Set down the material below in full, matching it exactly.

## Stored dataset items
--- Begin ---
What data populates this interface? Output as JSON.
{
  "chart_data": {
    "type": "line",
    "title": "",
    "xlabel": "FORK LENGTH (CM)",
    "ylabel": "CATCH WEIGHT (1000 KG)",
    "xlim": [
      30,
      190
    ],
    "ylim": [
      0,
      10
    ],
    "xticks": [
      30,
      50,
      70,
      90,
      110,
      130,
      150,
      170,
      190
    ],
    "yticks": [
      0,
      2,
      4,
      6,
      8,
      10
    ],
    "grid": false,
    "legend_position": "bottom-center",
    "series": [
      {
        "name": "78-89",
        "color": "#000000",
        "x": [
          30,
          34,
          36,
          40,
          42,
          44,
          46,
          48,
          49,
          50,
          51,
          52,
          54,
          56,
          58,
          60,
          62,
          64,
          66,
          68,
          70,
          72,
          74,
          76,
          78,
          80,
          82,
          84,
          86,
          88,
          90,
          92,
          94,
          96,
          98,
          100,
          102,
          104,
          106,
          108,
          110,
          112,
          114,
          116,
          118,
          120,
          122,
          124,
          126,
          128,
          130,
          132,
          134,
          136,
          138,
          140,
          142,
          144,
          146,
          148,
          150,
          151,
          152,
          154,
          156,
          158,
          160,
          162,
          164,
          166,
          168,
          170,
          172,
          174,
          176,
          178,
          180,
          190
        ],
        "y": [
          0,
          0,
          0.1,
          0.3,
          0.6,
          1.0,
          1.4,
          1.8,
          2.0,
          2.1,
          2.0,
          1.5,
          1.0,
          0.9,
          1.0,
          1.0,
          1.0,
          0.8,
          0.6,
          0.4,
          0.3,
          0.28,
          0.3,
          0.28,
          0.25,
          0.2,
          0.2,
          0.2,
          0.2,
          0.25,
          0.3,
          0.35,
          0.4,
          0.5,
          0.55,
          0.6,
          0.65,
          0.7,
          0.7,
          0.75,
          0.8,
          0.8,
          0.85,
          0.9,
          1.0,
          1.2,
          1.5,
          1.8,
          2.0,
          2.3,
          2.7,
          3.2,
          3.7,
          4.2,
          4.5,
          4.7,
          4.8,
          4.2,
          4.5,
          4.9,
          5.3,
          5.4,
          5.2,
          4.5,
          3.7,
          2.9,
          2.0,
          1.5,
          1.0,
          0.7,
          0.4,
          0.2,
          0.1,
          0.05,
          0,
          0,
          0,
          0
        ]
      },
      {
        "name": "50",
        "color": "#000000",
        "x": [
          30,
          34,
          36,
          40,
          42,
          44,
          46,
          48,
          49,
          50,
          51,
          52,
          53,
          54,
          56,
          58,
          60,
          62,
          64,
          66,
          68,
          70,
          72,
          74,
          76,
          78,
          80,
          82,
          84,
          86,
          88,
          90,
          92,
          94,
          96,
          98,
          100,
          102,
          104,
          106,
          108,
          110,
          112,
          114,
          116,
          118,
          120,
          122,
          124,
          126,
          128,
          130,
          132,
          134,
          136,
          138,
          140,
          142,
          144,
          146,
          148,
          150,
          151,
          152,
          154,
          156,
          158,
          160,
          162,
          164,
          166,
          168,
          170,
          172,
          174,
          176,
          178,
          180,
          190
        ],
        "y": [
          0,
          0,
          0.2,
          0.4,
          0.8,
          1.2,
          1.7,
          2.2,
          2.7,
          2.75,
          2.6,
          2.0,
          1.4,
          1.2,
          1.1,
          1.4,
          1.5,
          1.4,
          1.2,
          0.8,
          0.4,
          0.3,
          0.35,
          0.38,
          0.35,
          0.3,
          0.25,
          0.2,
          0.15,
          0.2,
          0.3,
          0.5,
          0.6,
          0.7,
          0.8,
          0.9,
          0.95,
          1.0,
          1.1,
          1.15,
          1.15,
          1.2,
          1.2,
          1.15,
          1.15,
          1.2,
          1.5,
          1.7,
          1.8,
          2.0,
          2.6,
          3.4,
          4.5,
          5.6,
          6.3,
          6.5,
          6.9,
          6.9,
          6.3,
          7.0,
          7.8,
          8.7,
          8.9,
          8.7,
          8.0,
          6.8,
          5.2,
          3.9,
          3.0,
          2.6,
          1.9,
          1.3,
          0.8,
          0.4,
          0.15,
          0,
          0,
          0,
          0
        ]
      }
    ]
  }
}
--- End ---
## COMPLETE OUTPUT
What data populates this interface? Output as JSON.
{
  "chart_data": {
    "type": "line",
    "title": "",
    "xlabel": "FORK LENGTH (CM)",
    "ylabel": "CATCH WEIGHT (1000 KG)",
    "xlim": [
      30,
      190
    ],
    "ylim": [
      0,
      10
    ],
    "xticks": [
      30,
      50,
      70,
      90,
      110,
      130,
      150,
      170,
      190
    ],
    "yticks": [
      0,
      2,
      4,
      6,
      8,
      10
    ],
    "grid": false,
    "legend_position": "bottom-center",
    "series": [
      {
        "name": "78-89",
        "color": "#000000",
        "x": [
          30,
          34,
          36,
          40,
          42,
          44,
          46,
          48,
          49,
          50,
          51,
          52,
          54,
          56,
          58,
          60,
          62,
          64,
          66,
          68,
          70,
          72,
          74,
          76,
          78,
          80,
          82,
          84,
          86,
          88,
          90,
          92,
          94,
          96,
          98,
          100,
          102,
          104,
          106,
          108,
          110,
          112,
          114,
          116,
          118,
          120,
          122,
          124,
          126,
          128,
          130,
          132,
          134,
          136,
          138,
          140,
          142,
          144,
          146,
          148,
          150,
          151,
          152,
          154,
          156,
          158,
          160,
          162,
          164,
          166,
          168,
          170,
          172,
          174,
          176,
          178,
          180,
          190
        ],
        "y": [
          0,
          0,
          0.1,
          0.3,
          0.6,
          1.0,
          1.4,
          1.8,
          2.0,
          2.1,
          2.0,
          1.5,
          1.0,
          0.9,
          1.0,
          1.0,
          1.0,
          0.8,
          0.6,
          0.4,
          0.3,
          0.28,
          0.3,
          0.28,
          0.25,
          0.2,
          0.2,
          0.2,
          0.2,
          0.25,
          0.3,
          0.35,
          0.4,
          0.5,
          0.55,
          0.6,
          0.65,
          0.7,
          0.7,
          0.75,
          0.8,
          0.8,
          0.85,
          0.9,
          1.0,
          1.2,
          1.5,
          1.8,
          2.0,
          2.3,
          2.7,
          3.2,
          3.7,
          4.2,
          4.5,
          4.7,
          4.8,
          4.2,
          4.5,
          4.9,
          5.3,
          5.4,
          5.2,
          4.5,
          3.7,
          2.9,
          2.0,
          1.5,
          1.0,
          0.7,
          0.4,
          0.2,
          0.1,
          0.05,
          0,
          0,
          0,
          0
        ]
      },
      {
        "name": "50",
        "color": "#000000",
        "x": [
          30,
          34,
          36,
          40,
          42,
          44,
          46,
          48,
          49,
          50,
          51,
          52,
          53,
          54,
          56,
          58,
          60,
          62,
          64,
          66,
          68,
          70,
          72,
          74,
          76,
          78,
          80,
          82,
          84,
          86,
          88,
          90,
          92,
          94,
          96,
          98,
          100,
          102,
          104,
          106,
          108,
          110,
          112,
          114,
          116,
          118,
          120,
          122,
          124,
          126,
          128,
          130,
          132,
          134,
          136,
          138,
          140,
          142,
          144,
          146,
          148,
          150,
          151,
          152,
          154,
          156,
          158,
          160,
          162,
          164,
          166,
          168,
          170,
          172,
          174,
          176,
          178,
          180,
          190
        ],
        "y": [
          0,
          0,
          0.2,
          0.4,
          0.8,
          1.2,
          1.7,
          2.2,
          2.7,
          2.75,
          2.6,
          2.0,
          1.4,
          1.2,
          1.1,
          1.4,
          1.5,
          1.4,
          1.2,
          0.8,
          0.4,
          0.3,
          0.35,
          0.38,
          0.35,
          0.3,
          0.25,
          0.2,
          0.15,
          0.2,
          0.3,
          0.5,
          0.6,
          0.7,
          0.8,
          0.9,
          0.95,
          1.0,
          1.1,
          1.15,
          1.15,
          1.2,
          1.2,
          1.15,
          1.15,
          1.2,
          1.5,
          1.7,
          1.8,
          2.0,
          2.6,
          3.4,
          4.5,
          5.6,
          6.3,
          6.5,
          6.9,
          6.9,
          6.3,
          7.0,
          7.8,
          8.7,
          8.9,
          8.7,
          8.0,
          6.8,
          5.2,
          3.9,
          3.0,
          2.6,
          1.9,
          1.3,
          0.8,
          0.4,
          0.15,
          0,
          0,
          0,
          0
        ]
      }
    ]
  }
}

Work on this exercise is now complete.